Stated task ::
Transcribe the lines below verbatim, skipping the images.

Supplied data ::
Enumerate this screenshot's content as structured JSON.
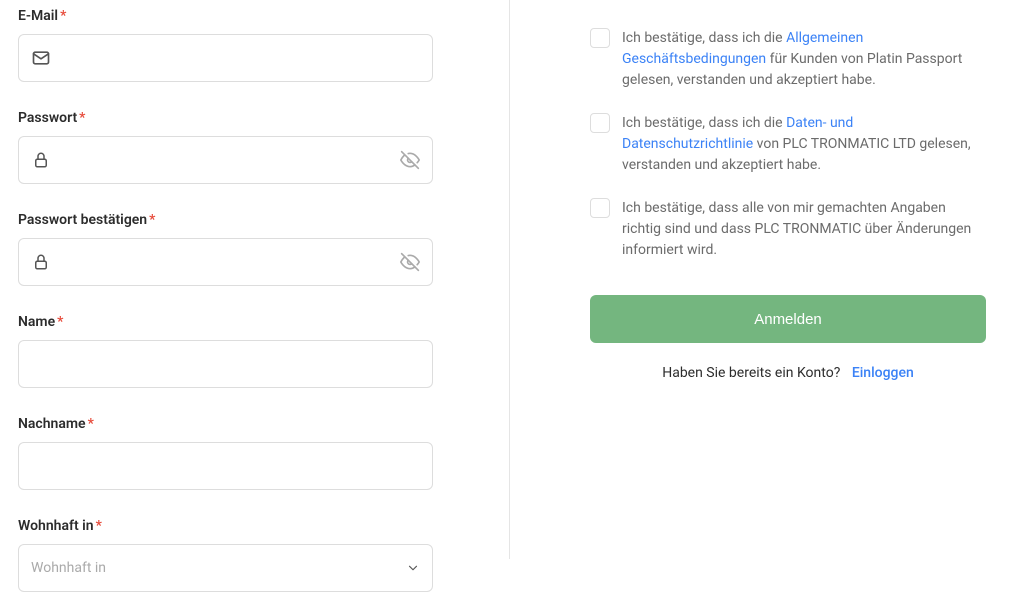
{
  "form": {
    "email": {
      "label": "E-Mail",
      "value": ""
    },
    "password": {
      "label": "Passwort",
      "value": ""
    },
    "password_confirm": {
      "label": "Passwort bestätigen",
      "value": ""
    },
    "first_name": {
      "label": "Name",
      "value": ""
    },
    "last_name": {
      "label": "Nachname",
      "value": ""
    },
    "residence": {
      "label": "Wohnhaft in",
      "placeholder": "Wohnhaft in"
    }
  },
  "confirmations": {
    "terms": {
      "prefix": "Ich bestätige, dass ich die ",
      "link": "Allgemeinen Geschäftsbedingungen",
      "suffix": " für Kunden von Platin Passport gelesen, verstanden und akzeptiert habe."
    },
    "privacy": {
      "prefix": "Ich bestätige, dass ich die ",
      "link": "Daten- und Datenschutzrichtlinie",
      "suffix": " von PLC TRONMATIC LTD gelesen, verstanden und akzeptiert habe."
    },
    "accuracy": {
      "text": "Ich bestätige, dass alle von mir gemachten Angaben richtig sind und dass PLC TRONMATIC über Änderungen informiert wird."
    }
  },
  "submit_label": "Anmelden",
  "login_prompt": "Haben Sie bereits ein Konto?",
  "login_link": "Einloggen"
}
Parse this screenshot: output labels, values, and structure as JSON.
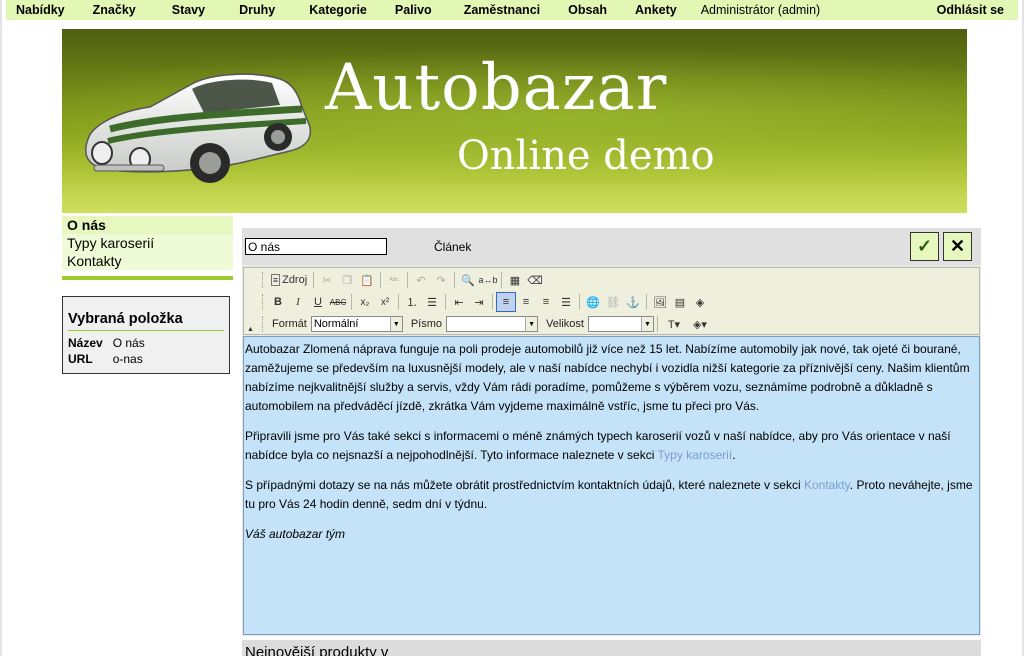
{
  "topnav": {
    "items": [
      "Nabídky",
      "Značky",
      "Stavy",
      "Druhy",
      "Kategorie",
      "Palivo",
      "Zaměstnanci",
      "Obsah",
      "Ankety"
    ],
    "admin": "Administrátor (admin)",
    "logout": "Odhlásit se"
  },
  "banner": {
    "title": "Autobazar",
    "subtitle": "Online demo"
  },
  "sidebar": {
    "items": [
      {
        "label": "O nás"
      },
      {
        "label": "Typy karoserií"
      },
      {
        "label": "Kontakty"
      }
    ]
  },
  "selected": {
    "heading": "Vybraná položka",
    "name_label": "Název",
    "name_value": "O nás",
    "url_label": "URL",
    "url_value": "o-nas"
  },
  "editor": {
    "title_value": "O nás",
    "type_label": "Článek",
    "confirm": "✓",
    "close": "✕",
    "toolbar": {
      "source_label": "Zdroj",
      "format_label": "Formát",
      "format_value": "Normální",
      "font_label": "Písmo",
      "font_value": "",
      "size_label": "Velikost",
      "size_value": ""
    },
    "content": {
      "p1": "Autobazar Zlomená náprava funguje na poli prodeje automobilů již více než 15 let. Nabízíme automobily jak nové, tak ojeté či bourané, zaměžujeme se především na luxusnější modely, ale v naší nabídce nechybí i vozidla nižší kategorie za příznivější ceny. Našim klientům nabízíme nejkvalitnější služby a servis, vždy Vám rádi poradíme, pomůžeme s výběrem vozu, seznámíme podrobně a důkladně s automobilem na předváděcí jízdě, zkrátka Vám vyjdeme maximálně vstříc, jsme tu přeci pro Vás.",
      "p2_before": "Připravili jsme pro Vás také sekci s informacemi o méně známých typech karoserií vozů v naší nabídce, aby pro Vás orientace v naší nabídce byla co nejsnazší a nejpohodlnější. Tyto informace naleznete v sekci ",
      "p2_link": "Typy karoserií",
      "p2_after": ".",
      "p3_before": "S případnými dotazy se na nás můžete obrátit prostřednictvím kontaktních údajů, které naleznete v sekci ",
      "p3_link": "Kontakty",
      "p3_after": ". Proto neváhejte, jsme tu pro Vás 24 hodin denně, sedm dní v týdnu.",
      "sign": "Váš autobazar tým"
    }
  },
  "bottom_heading": "Nejnovější produkty v"
}
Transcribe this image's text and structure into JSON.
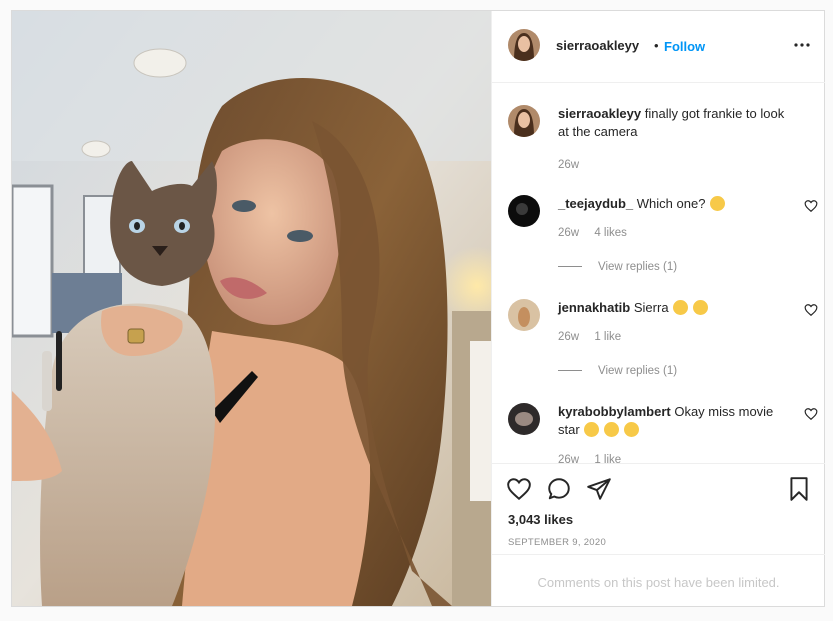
{
  "post": {
    "photo_alt": "Woman holding a Siamese cat",
    "author": {
      "username": "sierraoakleyy",
      "follow_label": "Follow",
      "separator": "•"
    },
    "more_icon": "more-horizontal-icon",
    "caption": {
      "username": "sierraoakleyy",
      "text": "finally got frankie to look at the camera",
      "time": "26w"
    },
    "comments": [
      {
        "username": "_teejaydub_",
        "text": "Which one?",
        "time": "26w",
        "likes": "4 likes",
        "view_replies": "View replies (1)"
      },
      {
        "username": "jennakhatib",
        "text": "Sierra",
        "time": "26w",
        "likes": "1 like",
        "view_replies": "View replies (1)"
      },
      {
        "username": "kyrabobbylambert",
        "text": "Okay miss movie star",
        "time": "26w",
        "likes": "1 like"
      }
    ],
    "likes_label": "3,043 likes",
    "date_label": "SEPTEMBER 9, 2020",
    "limited_label": "Comments on this post have been limited.",
    "colors": {
      "link_blue": "#0095f6",
      "muted": "#8e8e8e",
      "border": "#dbdbdb"
    }
  }
}
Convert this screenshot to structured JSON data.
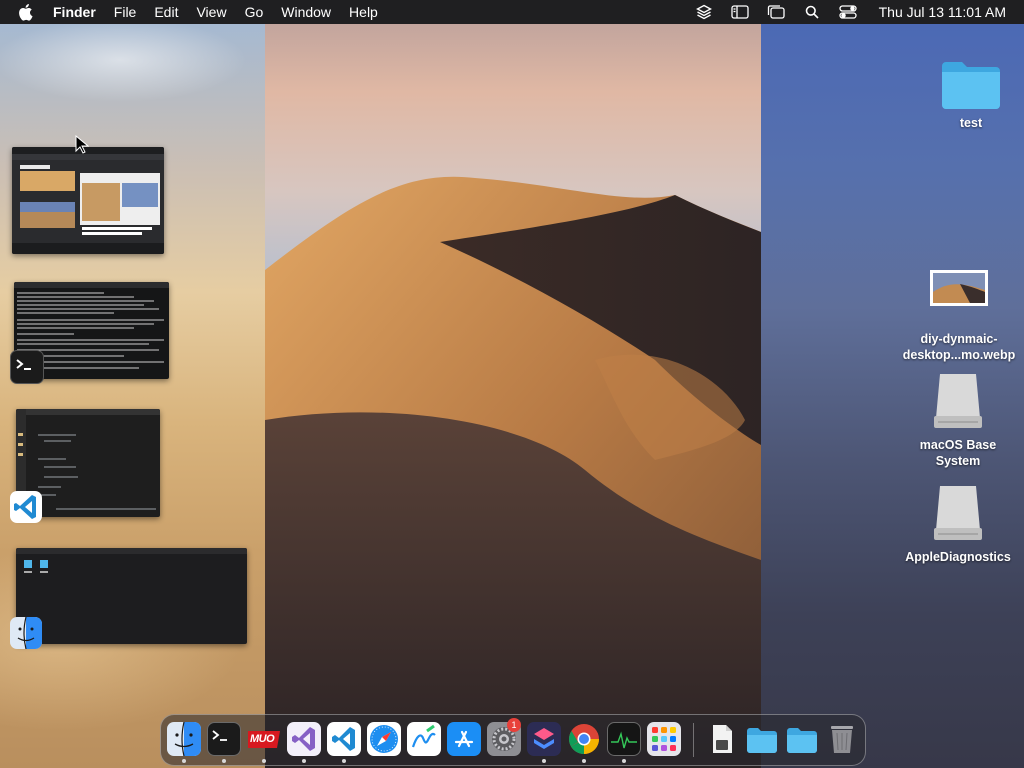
{
  "menubar": {
    "app_name": "Finder",
    "menus": [
      "File",
      "Edit",
      "View",
      "Go",
      "Window",
      "Help"
    ],
    "clock": "Thu Jul 13  11:01 AM",
    "status_icons": [
      "layers-icon",
      "sidebar-icon",
      "stage-manager-icon",
      "search-icon",
      "control-center-icon"
    ]
  },
  "desktop": {
    "items": [
      {
        "label": "test",
        "icon": "folder-icon"
      },
      {
        "label": "diy-dynmaic-desktop...mo.webp",
        "icon": "image-file-icon"
      },
      {
        "label": "macOS Base System",
        "icon": "disk-icon"
      },
      {
        "label": "AppleDiagnostics",
        "icon": "disk-icon"
      }
    ]
  },
  "stage_manager": {
    "windows": [
      {
        "app": "Chrome",
        "icon": "chrome-icon"
      },
      {
        "app": "Terminal",
        "icon": "terminal-icon"
      },
      {
        "app": "Visual Studio Code",
        "icon": "vscode-icon"
      },
      {
        "app": "Finder",
        "icon": "finder-icon"
      }
    ]
  },
  "dock": {
    "apps": [
      {
        "name": "Finder",
        "icon": "finder-icon",
        "running": true
      },
      {
        "name": "Terminal",
        "icon": "terminal-icon",
        "running": true
      },
      {
        "name": "MUO",
        "icon": "muo-icon",
        "running": true,
        "label": "MUO"
      },
      {
        "name": "Visual Studio",
        "icon": "visual-studio-icon",
        "running": true
      },
      {
        "name": "Visual Studio Code",
        "icon": "vscode-icon",
        "running": true
      },
      {
        "name": "Safari",
        "icon": "safari-icon",
        "running": false
      },
      {
        "name": "Freeform",
        "icon": "freeform-icon",
        "running": false
      },
      {
        "name": "App Store",
        "icon": "app-store-icon",
        "running": false
      },
      {
        "name": "System Settings",
        "icon": "settings-icon",
        "running": false,
        "badge": "1"
      },
      {
        "name": "Shortcuts",
        "icon": "shortcuts-icon",
        "running": true
      },
      {
        "name": "Chrome",
        "icon": "chrome-icon",
        "running": true
      },
      {
        "name": "Activity Monitor",
        "icon": "activity-monitor-icon",
        "running": true
      },
      {
        "name": "Launchpad",
        "icon": "launchpad-icon",
        "running": false
      },
      {
        "name": "Downloads",
        "icon": "file-stack-icon",
        "running": false
      },
      {
        "name": "Documents",
        "icon": "folder-icon",
        "running": false
      },
      {
        "name": "Applications",
        "icon": "folder-icon",
        "running": false
      },
      {
        "name": "Trash",
        "icon": "trash-icon",
        "running": false
      }
    ]
  },
  "colors": {
    "menubar_bg": "#1f1f21",
    "dock_bg": "rgba(40,40,46,.55)",
    "folder_blue": "#4fb6ea",
    "badge_red": "#e8403a",
    "vscode_blue": "#1f8ad2"
  }
}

Expected answer ::
Enumerate this screenshot's content as structured JSON.
{
  "form": {
    "email": {
      "label": "E-Mail",
      "value": ""
    },
    "password": {
      "label": "Passwort",
      "value": ""
    },
    "password_confirm": {
      "label": "Passwort bestätigen",
      "value": ""
    },
    "first_name": {
      "label": "Name",
      "value": ""
    },
    "last_name": {
      "label": "Nachname",
      "value": ""
    },
    "residence": {
      "label": "Wohnhaft in",
      "placeholder": "Wohnhaft in"
    }
  },
  "confirmations": {
    "terms": {
      "prefix": "Ich bestätige, dass ich die ",
      "link": "Allgemeinen Geschäftsbedingungen",
      "suffix": " für Kunden von Platin Passport gelesen, verstanden und akzeptiert habe."
    },
    "privacy": {
      "prefix": "Ich bestätige, dass ich die ",
      "link": "Daten- und Datenschutzrichtlinie",
      "suffix": " von PLC TRONMATIC LTD gelesen, verstanden und akzeptiert habe."
    },
    "accuracy": {
      "text": "Ich bestätige, dass alle von mir gemachten Angaben richtig sind und dass PLC TRONMATIC über Änderungen informiert wird."
    }
  },
  "submit_label": "Anmelden",
  "login_prompt": "Haben Sie bereits ein Konto?",
  "login_link": "Einloggen"
}
Parse this screenshot: output labels, values, and structure as JSON.
{
  "topnav": {
    "items": [
      "Nabídky",
      "Značky",
      "Stavy",
      "Druhy",
      "Kategorie",
      "Palivo",
      "Zaměstnanci",
      "Obsah",
      "Ankety"
    ],
    "admin": "Administrátor (admin)",
    "logout": "Odhlásit se"
  },
  "banner": {
    "title": "Autobazar",
    "subtitle": "Online demo"
  },
  "sidebar": {
    "items": [
      {
        "label": "O nás"
      },
      {
        "label": "Typy karoserií"
      },
      {
        "label": "Kontakty"
      }
    ]
  },
  "selected": {
    "heading": "Vybraná položka",
    "name_label": "Název",
    "name_value": "O nás",
    "url_label": "URL",
    "url_value": "o-nas"
  },
  "editor": {
    "title_value": "O nás",
    "type_label": "Článek",
    "confirm": "✓",
    "close": "✕",
    "toolbar": {
      "source_label": "Zdroj",
      "format_label": "Formát",
      "format_value": "Normální",
      "font_label": "Písmo",
      "font_value": "",
      "size_label": "Velikost",
      "size_value": ""
    },
    "content": {
      "p1": "Autobazar Zlomená náprava funguje na poli prodeje automobilů již více než 15 let. Nabízíme automobily jak nové, tak ojeté či bourané, zaměžujeme se především na luxusnější modely, ale v naší nabídce nechybí i vozidla nižší kategorie za příznivější ceny. Našim klientům nabízíme nejkvalitnější služby a servis, vždy Vám rádi poradíme, pomůžeme s výběrem vozu, seznámíme podrobně a důkladně s automobilem na předváděcí jízdě, zkrátka Vám vyjdeme maximálně vstříc, jsme tu přeci pro Vás.",
      "p2_before": "Připravili jsme pro Vás také sekci s informacemi o méně známých typech karoserií vozů v naší nabídce, aby pro Vás orientace v naší nabídce byla co nejsnazší a nejpohodlnější. Tyto informace naleznete v sekci ",
      "p2_link": "Typy karoserií",
      "p2_after": ".",
      "p3_before": "S případnými dotazy se na nás můžete obrátit prostřednictvím kontaktních údajů, které naleznete v sekci ",
      "p3_link": "Kontakty",
      "p3_after": ". Proto neváhejte, jsme tu pro Vás 24 hodin denně, sedm dní v týdnu.",
      "sign": "Váš autobazar tým"
    }
  },
  "bottom_heading": "Nejnovější produkty v"
}
Transcribe this image's text and structure into JSON.
{
  "post": {
    "photo_alt": "Woman holding a Siamese cat",
    "author": {
      "username": "sierraoakleyy",
      "follow_label": "Follow",
      "separator": "•"
    },
    "more_icon": "more-horizontal-icon",
    "caption": {
      "username": "sierraoakleyy",
      "text": "finally got frankie to look at the camera",
      "time": "26w"
    },
    "comments": [
      {
        "username": "_teejaydub_",
        "text": "Which one?",
        "time": "26w",
        "likes": "4 likes",
        "view_replies": "View replies (1)"
      },
      {
        "username": "jennakhatib",
        "text": "Sierra",
        "time": "26w",
        "likes": "1 like",
        "view_replies": "View replies (1)"
      },
      {
        "username": "kyrabobbylambert",
        "text": "Okay miss movie star",
        "time": "26w",
        "likes": "1 like"
      }
    ],
    "likes_label": "3,043 likes",
    "date_label": "SEPTEMBER 9, 2020",
    "limited_label": "Comments on this post have been limited.",
    "colors": {
      "link_blue": "#0095f6",
      "muted": "#8e8e8e",
      "border": "#dbdbdb"
    }
  }
}
Convert this screenshot to structured JSON data.
{
  "menubar": {
    "app_name": "Finder",
    "menus": [
      "File",
      "Edit",
      "View",
      "Go",
      "Window",
      "Help"
    ],
    "clock": "Thu Jul 13  11:01 AM",
    "status_icons": [
      "layers-icon",
      "sidebar-icon",
      "stage-manager-icon",
      "search-icon",
      "control-center-icon"
    ]
  },
  "desktop": {
    "items": [
      {
        "label": "test",
        "icon": "folder-icon"
      },
      {
        "label": "diy-dynmaic-desktop...mo.webp",
        "icon": "image-file-icon"
      },
      {
        "label": "macOS Base System",
        "icon": "disk-icon"
      },
      {
        "label": "AppleDiagnostics",
        "icon": "disk-icon"
      }
    ]
  },
  "stage_manager": {
    "windows": [
      {
        "app": "Chrome",
        "icon": "chrome-icon"
      },
      {
        "app": "Terminal",
        "icon": "terminal-icon"
      },
      {
        "app": "Visual Studio Code",
        "icon": "vscode-icon"
      },
      {
        "app": "Finder",
        "icon": "finder-icon"
      }
    ]
  },
  "dock": {
    "apps": [
      {
        "name": "Finder",
        "icon": "finder-icon",
        "running": true
      },
      {
        "name": "Terminal",
        "icon": "terminal-icon",
        "running": true
      },
      {
        "name": "MUO",
        "icon": "muo-icon",
        "running": true,
        "label": "MUO"
      },
      {
        "name": "Visual Studio",
        "icon": "visual-studio-icon",
        "running": true
      },
      {
        "name": "Visual Studio Code",
        "icon": "vscode-icon",
        "running": true
      },
      {
        "name": "Safari",
        "icon": "safari-icon",
        "running": false
      },
      {
        "name": "Freeform",
        "icon": "freeform-icon",
        "running": false
      },
      {
        "name": "App Store",
        "icon": "app-store-icon",
        "running": false
      },
      {
        "name": "System Settings",
        "icon": "settings-icon",
        "running": false,
        "badge": "1"
      },
      {
        "name": "Shortcuts",
        "icon": "shortcuts-icon",
        "running": true
      },
      {
        "name": "Chrome",
        "icon": "chrome-icon",
        "running": true
      },
      {
        "name": "Activity Monitor",
        "icon": "activity-monitor-icon",
        "running": true
      },
      {
        "name": "Launchpad",
        "icon": "launchpad-icon",
        "running": false
      },
      {
        "name": "Downloads",
        "icon": "file-stack-icon",
        "running": false
      },
      {
        "name": "Documents",
        "icon": "folder-icon",
        "running": false
      },
      {
        "name": "Applications",
        "icon": "folder-icon",
        "running": false
      },
      {
        "name": "Trash",
        "icon": "trash-icon",
        "running": false
      }
    ]
  },
  "colors": {
    "menubar_bg": "#1f1f21",
    "dock_bg": "rgba(40,40,46,.55)",
    "folder_blue": "#4fb6ea",
    "badge_red": "#e8403a",
    "vscode_blue": "#1f8ad2"
  }
}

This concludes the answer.